***** Extracted material

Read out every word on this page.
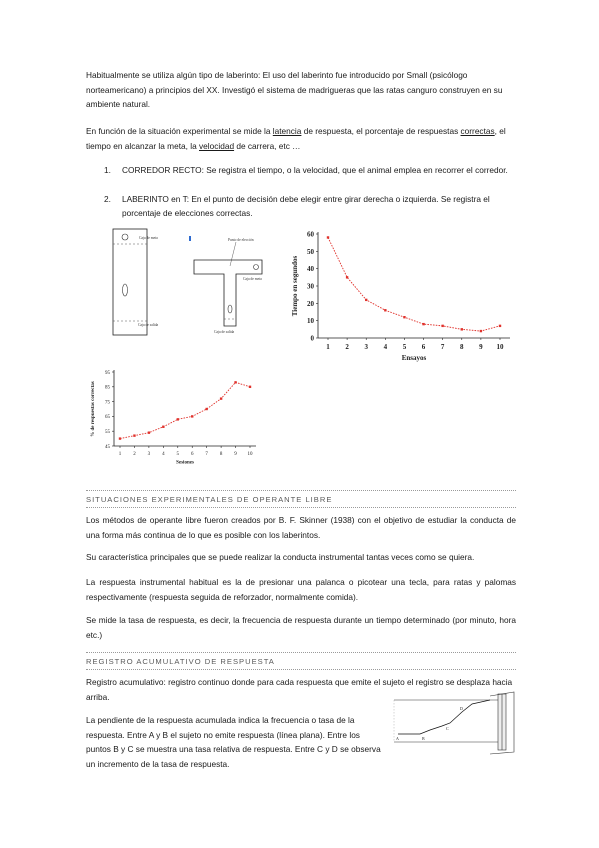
Habitualmente se utiliza algún tipo de laberinto: El uso del laberinto fue introducido por Small (psicólogo norteamericano) a principios del XX. Investigó el sistema de madrigueras que las ratas canguro construyen en su ambiente natural.

En función de la situación experimental se mide la latencia de respuesta, el porcentaje de respuestas correctas, el tiempo en alcanzar la meta, la velocidad de carrera, etc …

1. CORREDOR RECTO: Se registra el tiempo, o la velocidad, que el animal emplea en recorrer el corredor.
2. LABERINTO en T: En el punto de decisión debe elegir entre girar derecha o izquierda. Se registra el porcentaje de elecciones correctas.
Caja de meta
Caja de salida
Punto de elección
Caja de meta
Caja de salida
0
10
20
30
40
50
60
1 2 3 4 5 6 7 8 9 10
Ensayos
Tiempo en segundos
45
55
65
75
85
95
1 2 3 4 5 6 7 8 9 10
Sesiones
% de respuestas correctas
SITUACIONES EXPERIMENTALES DE OPERANTE LIBRE

Los métodos de operante libre fueron creados por B. F. Skinner (1938) con el objetivo de estudiar la conducta de una forma más continua de lo que es posible con los laberintos.

Su característica principales que se puede realizar la conducta instrumental tantas veces como se quiera.

La respuesta instrumental habitual es la de presionar una palanca o picotear una tecla, para ratas y palomas respectivamente (respuesta seguida de reforzador, normalmente comida).

Se mide la tasa de respuesta, es decir, la frecuencia de respuesta durante un tiempo determinado (por minuto, hora etc.)

REGISTRO ACUMULATIVO DE RESPUESTA

Registro acumulativo: registro continuo donde para cada respuesta que emite el sujeto el registro se desplaza hacia arriba.

La pendiente de la respuesta acumulada indica la frecuencia o tasa de la respuesta. Entre A y B el sujeto no emite respuesta (línea plana). Entre los puntos B y C se muestra una tasa relativa de respuesta. Entre C y D se observa un incremento de la tasa de respuesta.

A	B
C
D
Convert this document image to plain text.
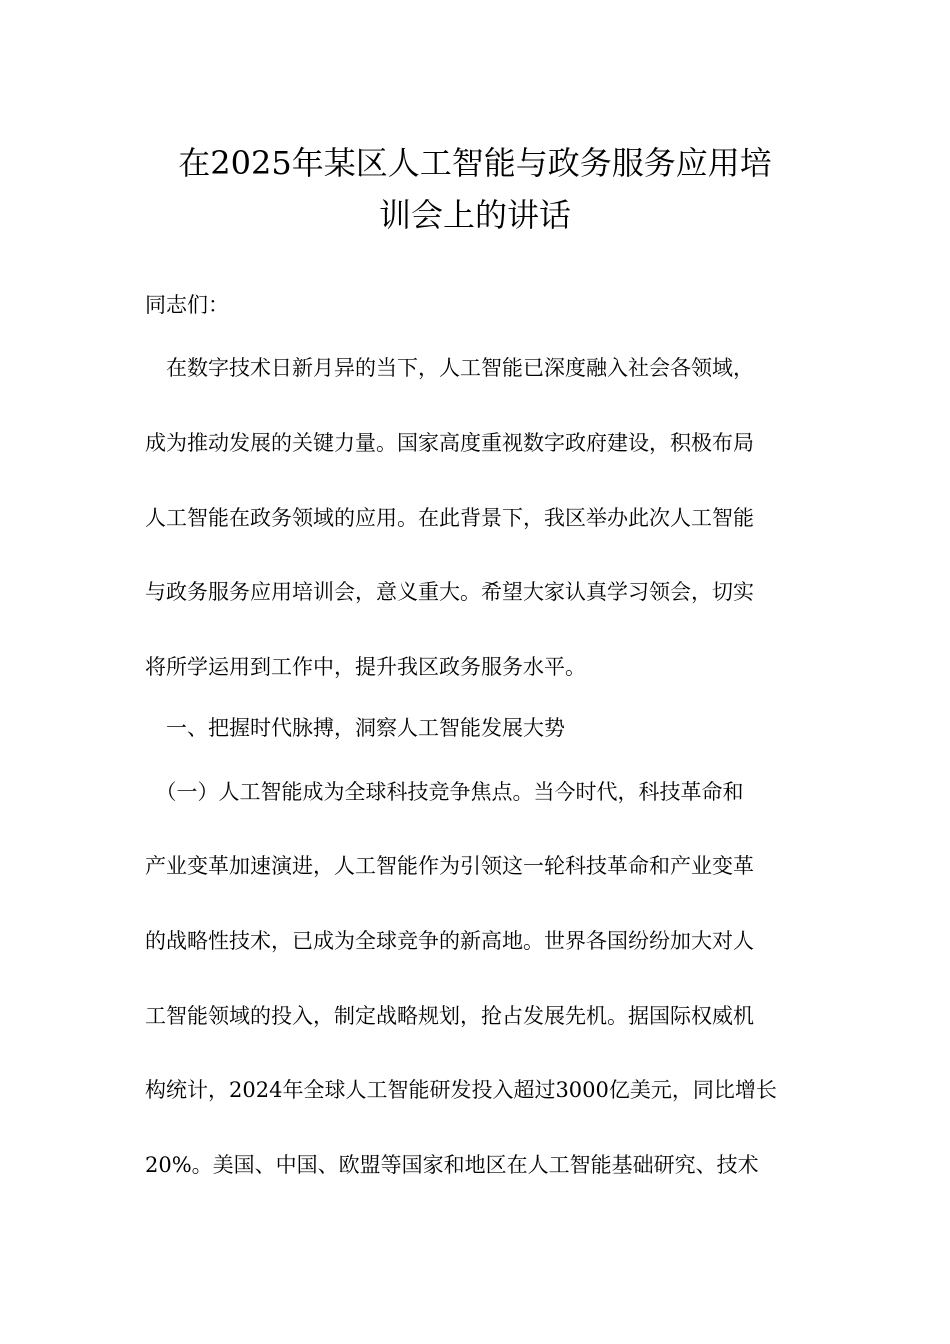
在2025年某区人工智能与政务服务应用培
训会上的讲话
同志们：
　在数字技术日新月异的当下，人工智能已深度融入社会各领域，
成为推动发展的关键力量。国家高度重视数字政府建设，积极布局
人工智能在政务领域的应用。在此背景下，我区举办此次人工智能
与政务服务应用培训会，意义重大。希望大家认真学习领会，切实
将所学运用到工作中，提升我区政务服务水平。
　一、把握时代脉搏，洞察人工智能发展大势
　（一）人工智能成为全球科技竞争焦点。当今时代，科技革命和
产业变革加速演进，人工智能作为引领这一轮科技革命和产业变革
的战略性技术，已成为全球竞争的新高地。世界各国纷纷加大对人
工智能领域的投入，制定战略规划，抢占发展先机。据国际权威机
构统计，2024年全球人工智能研发投入超过3000亿美元，同比增长
20%。美国、中国、欧盟等国家和地区在人工智能基础研究、技术
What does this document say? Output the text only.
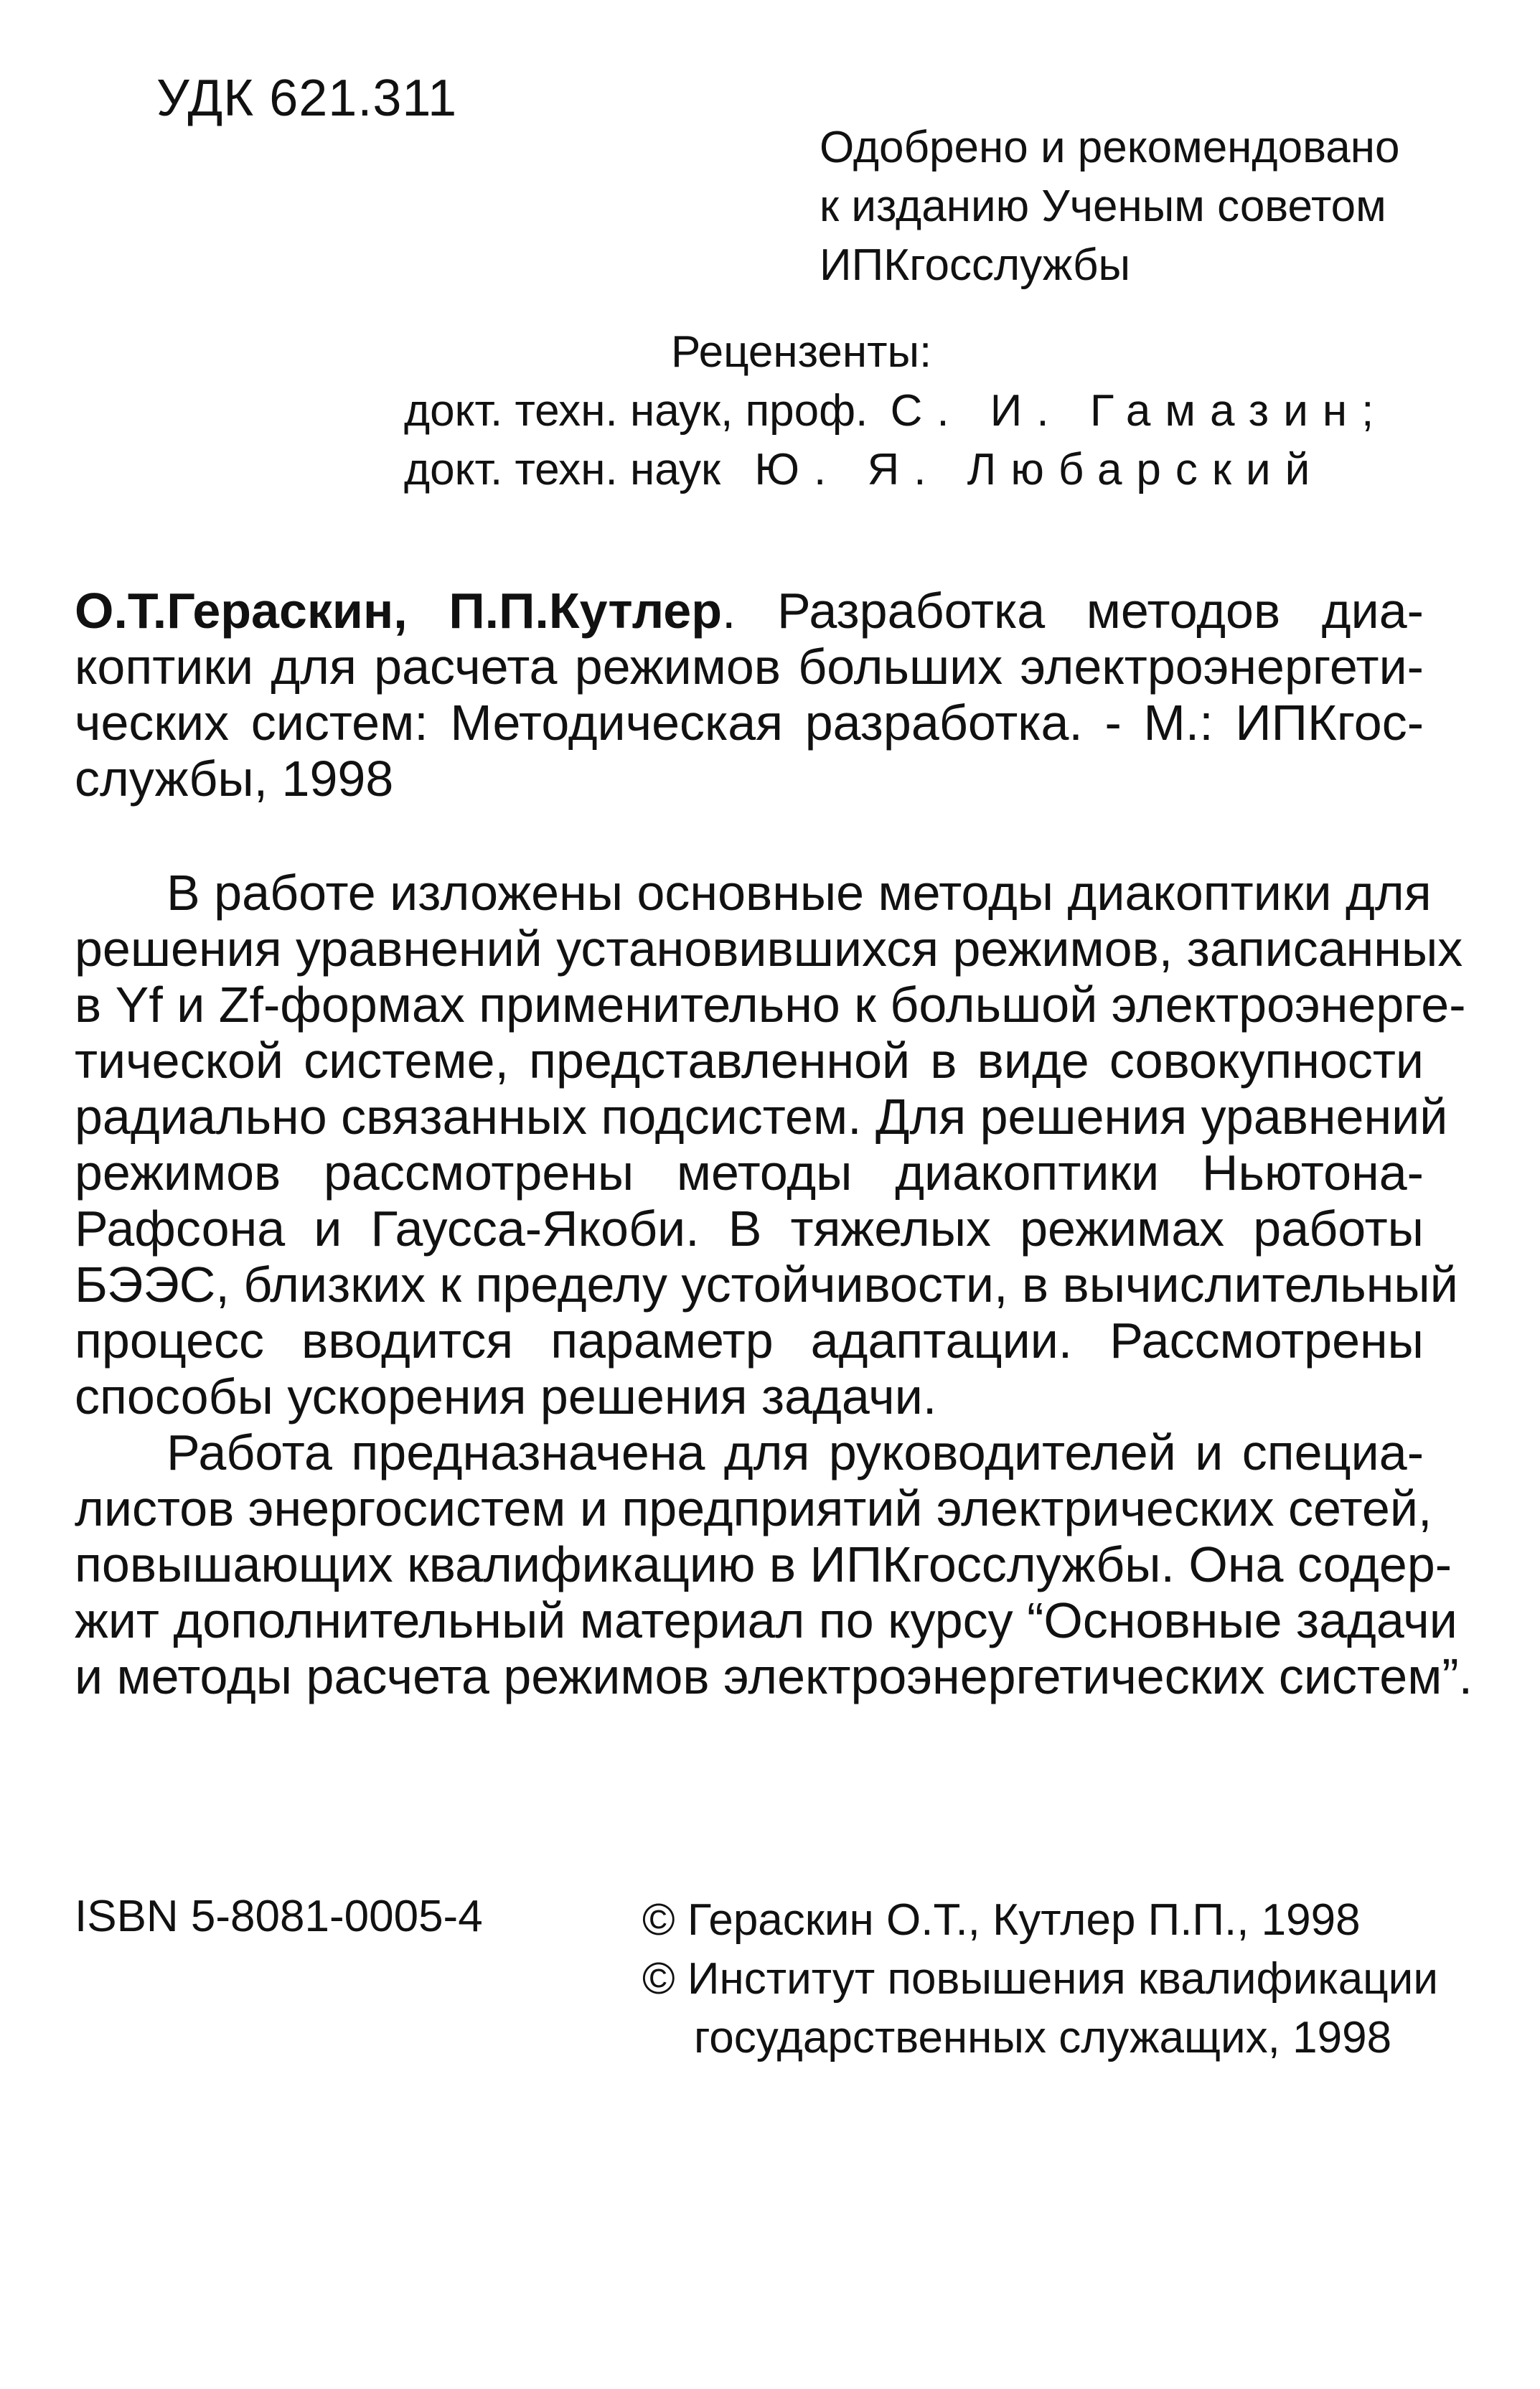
УДК 621.311
Одобрено и рекомендовано
к изданию Ученым советом
ИПКгосслужбы
Рецензенты:
докт. техн. наук, проф. С. И. Гамазин;
докт. техн. наук Ю. Я. Любарский
О.Т.Гераскин, П.П.Кутлер. Разработка методов диа-
коптики для расчета режимов больших электроэнергети-
ческих систем: Методическая разработка. - М.: ИПКгос-
службы, 1998
В работе изложены основные методы диакоптики для
решения уравнений установившихся режимов, записанных
в Yf и Zf-формах применительно к большой электроэнерге-
тической системе, представленной в виде совокупности
радиально связанных подсистем. Для решения уравнений
режимов рассмотрены методы диакоптики Ньютона-
Рафсона и Гаусса-Якоби. В тяжелых режимах работы
БЭЭС, близких к пределу устойчивости, в вычислительный
процесс вводится параметр адаптации. Рассмотрены
способы ускорения решения задачи.
Работа предназначена для руководителей и специа-
листов энергосистем и предприятий электрических сетей,
повышающих квалификацию в ИПКгосслужбы. Она содер-
жит дополнительный материал по курсу “Основные задачи
и методы расчета режимов электроэнергетических систем”.
ISBN 5-8081-0005-4	© Гераскин О.Т., Кутлер П.П., 1998
© Институт повышения квалификации
государственных служащих, 1998
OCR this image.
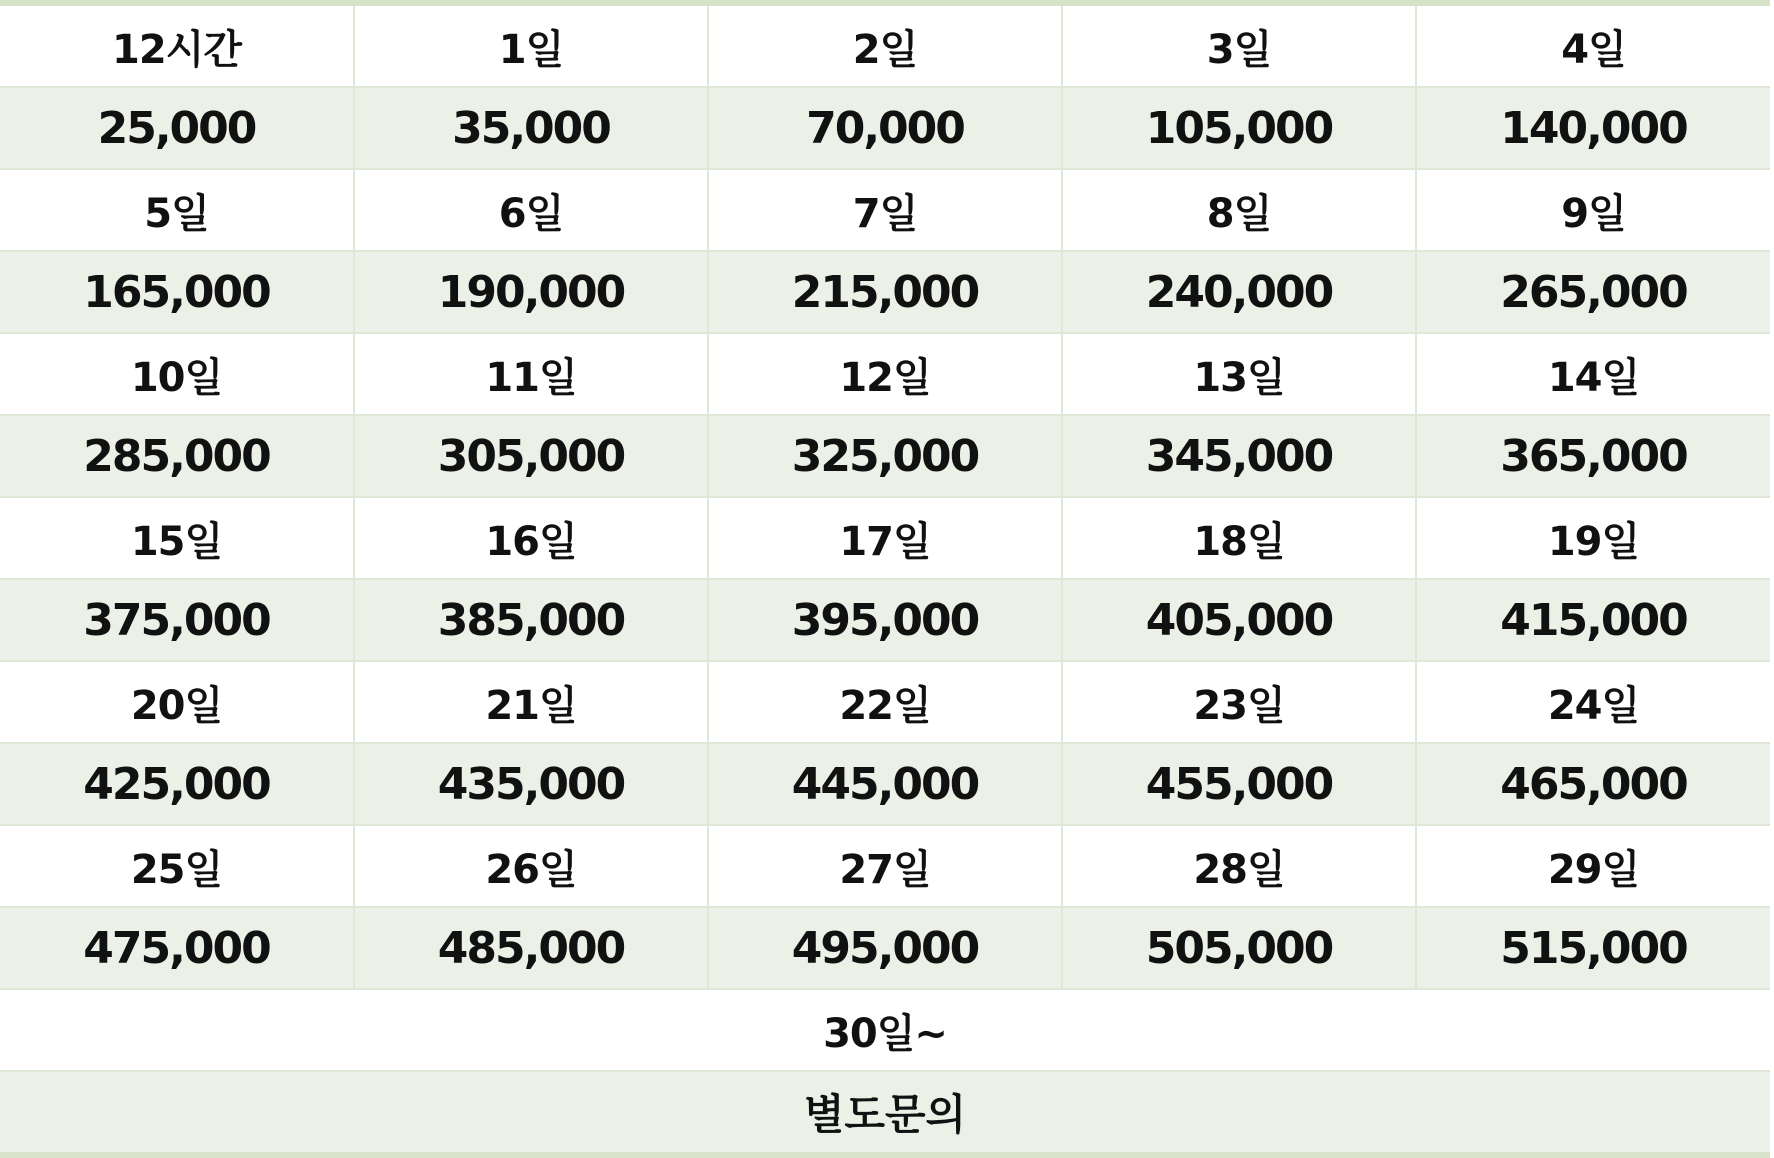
12시간	1일	2일	3일	4일
25,000	35,000	70,000	105,000	140,000
5일	6일	7일	8일	9일
165,000	190,000	215,000	240,000	265,000
10일	11일	12일	13일	14일
285,000	305,000	325,000	345,000	365,000
15일	16일	17일	18일	19일
375,000	385,000	395,000	405,000	415,000
20일	21일	22일	23일	24일
425,000	435,000	445,000	455,000	465,000
25일	26일	27일	28일	29일
475,000	485,000	495,000	505,000	515,000
30일~				
별도문의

**********

Exercise objective: Images should not appear in the copy; retype the listing above exactly.

In response:
Read out every word on this page.
Habitualmente se utiliza algún tipo de laberinto: El uso del laberinto fue introducido por Small (psicólogo norteamericano) a principios del XX. Investigó el sistema de madrigueras que las ratas canguro construyen en su ambiente natural.

En función de la situación experimental se mide la latencia de respuesta, el porcentaje de respuestas correctas, el tiempo en alcanzar la meta, la velocidad de carrera, etc …

1. CORREDOR RECTO: Se registra el tiempo, o la velocidad, que el animal emplea en recorrer el corredor.
2. LABERINTO en T: En el punto de decisión debe elegir entre girar derecha o izquierda. Se registra el porcentaje de elecciones correctas.
Caja de meta
Caja de salida
Punto de elección
Caja de meta
Caja de salida
0
10
20
30
40
50
60
1 2 3 4 5 6 7 8 9 10
Ensayos
Tiempo en segundos
45
55
65
75
85
95
1 2 3 4 5 6 7 8 9 10
Sesiones
% de respuestas correctas
SITUACIONES EXPERIMENTALES DE OPERANTE LIBRE

Los métodos de operante libre fueron creados por B. F. Skinner (1938) con el objetivo de estudiar la conducta de una forma más continua de lo que es posible con los laberintos.

Su característica principales que se puede realizar la conducta instrumental tantas veces como se quiera.

La respuesta instrumental habitual es la de presionar una palanca o picotear una tecla, para ratas y palomas respectivamente (respuesta seguida de reforzador, normalmente comida).

Se mide la tasa de respuesta, es decir, la frecuencia de respuesta durante un tiempo determinado (por minuto, hora etc.)

REGISTRO ACUMULATIVO DE RESPUESTA

Registro acumulativo: registro continuo donde para cada respuesta que emite el sujeto el registro se desplaza hacia arriba.

La pendiente de la respuesta acumulada indica la frecuencia o tasa de la respuesta. Entre A y B el sujeto no emite respuesta (línea plana). Entre los puntos B y C se muestra una tasa relativa de respuesta. Entre C y D se observa un incremento de la tasa de respuesta.

A	B
C
D
Convert this document image to plain text.
在2025年某区人工智能与政务服务应用培
训会上的讲话
同志们：
　在数字技术日新月异的当下，人工智能已深度融入社会各领域，
成为推动发展的关键力量。国家高度重视数字政府建设，积极布局
人工智能在政务领域的应用。在此背景下，我区举办此次人工智能
与政务服务应用培训会，意义重大。希望大家认真学习领会，切实
将所学运用到工作中，提升我区政务服务水平。
　一、把握时代脉搏，洞察人工智能发展大势
　（一）人工智能成为全球科技竞争焦点。当今时代，科技革命和
产业变革加速演进，人工智能作为引领这一轮科技革命和产业变革
的战略性技术，已成为全球竞争的新高地。世界各国纷纷加大对人
工智能领域的投入，制定战略规划，抢占发展先机。据国际权威机
构统计，2024年全球人工智能研发投入超过3000亿美元，同比增长
20%。美国、中国、欧盟等国家和地区在人工智能基础研究、技术
What does this document say? Output the text only.
УДК 621.311
Одобрено и рекомендовано
к изданию Ученым советом
ИПКгосслужбы
Рецензенты:
докт. техн. наук, проф. С. И. Гамазин;
докт. техн. наук Ю. Я. Любарский
О.Т.Гераскин, П.П.Кутлер. Разработка методов диа-
коптики для расчета режимов больших электроэнергети-
ческих систем: Методическая разработка. - М.: ИПКгос-
службы, 1998
В работе изложены основные методы диакоптики для
решения уравнений установившихся режимов, записанных
в Yf и Zf-формах применительно к большой электроэнерге-
тической системе, представленной в виде совокупности
радиально связанных подсистем. Для решения уравнений
режимов рассмотрены методы диакоптики Ньютона-
Рафсона и Гаусса-Якоби. В тяжелых режимах работы
БЭЭС, близких к пределу устойчивости, в вычислительный
процесс вводится параметр адаптации. Рассмотрены
способы ускорения решения задачи.
Работа предназначена для руководителей и специа-
листов энергосистем и предприятий электрических сетей,
повышающих квалификацию в ИПКгосслужбы. Она содер-
жит дополнительный материал по курсу “Основные задачи
и методы расчета режимов электроэнергетических систем”.
ISBN 5-8081-0005-4	© Гераскин О.Т., Кутлер П.П., 1998
© Институт повышения квалификации
государственных служащих, 1998
OCR this image.
12시간	1일	2일	3일	4일
25,000	35,000	70,000	105,000	140,000
5일	6일	7일	8일	9일
165,000	190,000	215,000	240,000	265,000
10일	11일	12일	13일	14일
285,000	305,000	325,000	345,000	365,000
15일	16일	17일	18일	19일
375,000	385,000	395,000	405,000	415,000
20일	21일	22일	23일	24일
425,000	435,000	445,000	455,000	465,000
25일	26일	27일	28일	29일
475,000	485,000	495,000	505,000	515,000
30일~				
별도문의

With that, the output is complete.